#### DATA

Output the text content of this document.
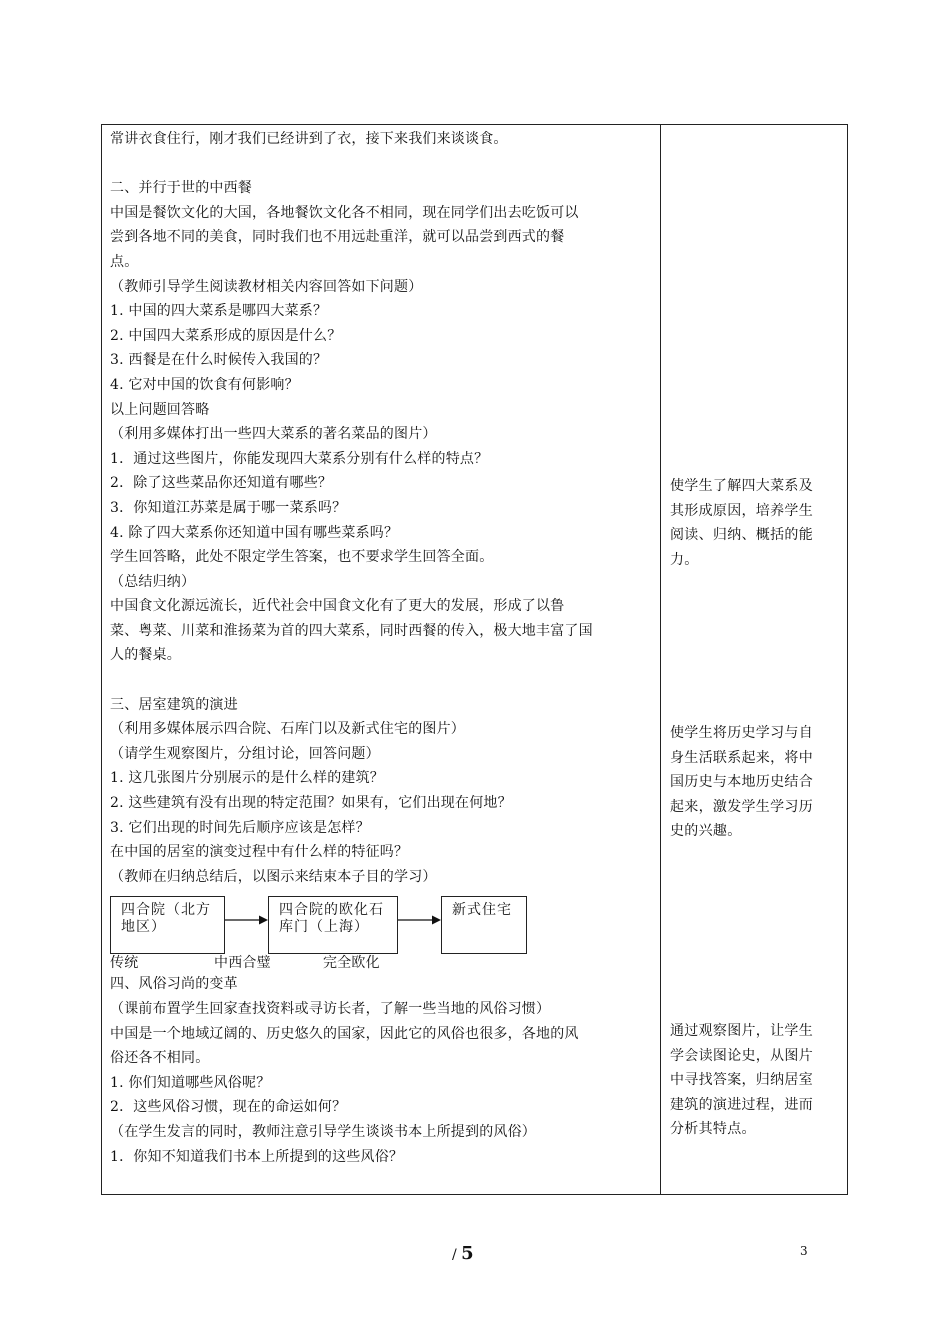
常讲衣食住行，刚才我们已经讲到了衣，接下来我们来谈谈食。
二、并行于世的中西餐
中国是餐饮文化的大国，各地餐饮文化各不相同，现在同学们出去吃饭可以
尝到各地不同的美食，同时我们也不用远赴重洋，就可以品尝到西式的餐
点。
（教师引导学生阅读教材相关内容回答如下问题）
1. 中国的四大菜系是哪四大菜系？
2. 中国四大菜系形成的原因是什么？
3. 西餐是在什么时候传入我国的？
4. 它对中国的饮食有何影响？
以上问题回答略
（利用多媒体打出一些四大菜系的著名菜品的图片）
1．通过这些图片，你能发现四大菜系分别有什么样的特点？
2．除了这些菜品你还知道有哪些？
3．你知道江苏菜是属于哪一菜系吗？
4. 除了四大菜系你还知道中国有哪些菜系吗？
学生回答略，此处不限定学生答案，也不要求学生回答全面。
（总结归纳）
中国食文化源远流长，近代社会中国食文化有了更大的发展，形成了以鲁
菜、粤菜、川菜和淮扬菜为首的四大菜系，同时西餐的传入，极大地丰富了国
人的餐桌。
三、居室建筑的演进
（利用多媒体展示四合院、石库门以及新式住宅的图片）
（请学生观察图片，分组讨论，回答问题）
1. 这几张图片分别展示的是什么样的建筑？
2. 这些建筑有没有出现的特定范围？如果有，它们出现在何地？
3. 它们出现的时间先后顺序应该是怎样？
在中国的居室的演变过程中有什么样的特征吗？
（教师在归纳总结后，以图示来结束本子目的学习）
四合院（北方地区）
四合院的欧化石库门（上海）
新式住宅
传统	中西合璧	完全欧化
四、风俗习尚的变革
（课前布置学生回家查找资料或寻访长者，了解一些当地的风俗习惯）
中国是一个地域辽阔的、历史悠久的国家，因此它的风俗也很多，各地的风
俗还各不相同。
1. 你们知道哪些风俗呢？
2．这些风俗习惯，现在的命运如何？
（在学生发言的同时，教师注意引导学生谈谈书本上所提到的风俗）
1．你知不知道我们书本上所提到的这些风俗？
使学生了解四大菜系及
其形成原因，培养学生
阅读、归纳、概括的能
力。
使学生将历史学习与自
身生活联系起来，将中
国历史与本地历史结合
起来，激发学生学习历
史的兴趣。
通过观察图片，让学生
学会读图论史，从图片
中寻找答案，归纳居室
建筑的演进过程，进而
分析其特点。
/ 5	3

########

■ STATED EXERCISE: Your task is to reproduce all of the material exactly. The pictures stay out.

■ TASK OUTPUT:
Output the text content of this document.
常讲衣食住行，刚才我们已经讲到了衣，接下来我们来谈谈食。
二、并行于世的中西餐
中国是餐饮文化的大国，各地餐饮文化各不相同，现在同学们出去吃饭可以
尝到各地不同的美食，同时我们也不用远赴重洋，就可以品尝到西式的餐
点。
（教师引导学生阅读教材相关内容回答如下问题）
1. 中国的四大菜系是哪四大菜系？
2. 中国四大菜系形成的原因是什么？
3. 西餐是在什么时候传入我国的？
4. 它对中国的饮食有何影响？
以上问题回答略
（利用多媒体打出一些四大菜系的著名菜品的图片）
1．通过这些图片，你能发现四大菜系分别有什么样的特点？
2．除了这些菜品你还知道有哪些？
3．你知道江苏菜是属于哪一菜系吗？
4. 除了四大菜系你还知道中国有哪些菜系吗？
学生回答略，此处不限定学生答案，也不要求学生回答全面。
（总结归纳）
中国食文化源远流长，近代社会中国食文化有了更大的发展，形成了以鲁
菜、粤菜、川菜和淮扬菜为首的四大菜系，同时西餐的传入，极大地丰富了国
人的餐桌。
三、居室建筑的演进
（利用多媒体展示四合院、石库门以及新式住宅的图片）
（请学生观察图片，分组讨论，回答问题）
1. 这几张图片分别展示的是什么样的建筑？
2. 这些建筑有没有出现的特定范围？如果有，它们出现在何地？
3. 它们出现的时间先后顺序应该是怎样？
在中国的居室的演变过程中有什么样的特征吗？
（教师在归纳总结后，以图示来结束本子目的学习）
四合院（北方地区）
四合院的欧化石库门（上海）
新式住宅
传统	中西合璧	完全欧化
四、风俗习尚的变革
（课前布置学生回家查找资料或寻访长者，了解一些当地的风俗习惯）
中国是一个地域辽阔的、历史悠久的国家，因此它的风俗也很多，各地的风
俗还各不相同。
1. 你们知道哪些风俗呢？
2．这些风俗习惯，现在的命运如何？
（在学生发言的同时，教师注意引导学生谈谈书本上所提到的风俗）
1．你知不知道我们书本上所提到的这些风俗？
使学生了解四大菜系及
其形成原因，培养学生
阅读、归纳、概括的能
力。
使学生将历史学习与自
身生活联系起来，将中
国历史与本地历史结合
起来，激发学生学习历
史的兴趣。
通过观察图片，让学生
学会读图论史，从图片
中寻找答案，归纳居室
建筑的演进过程，进而
分析其特点。
/ 5	3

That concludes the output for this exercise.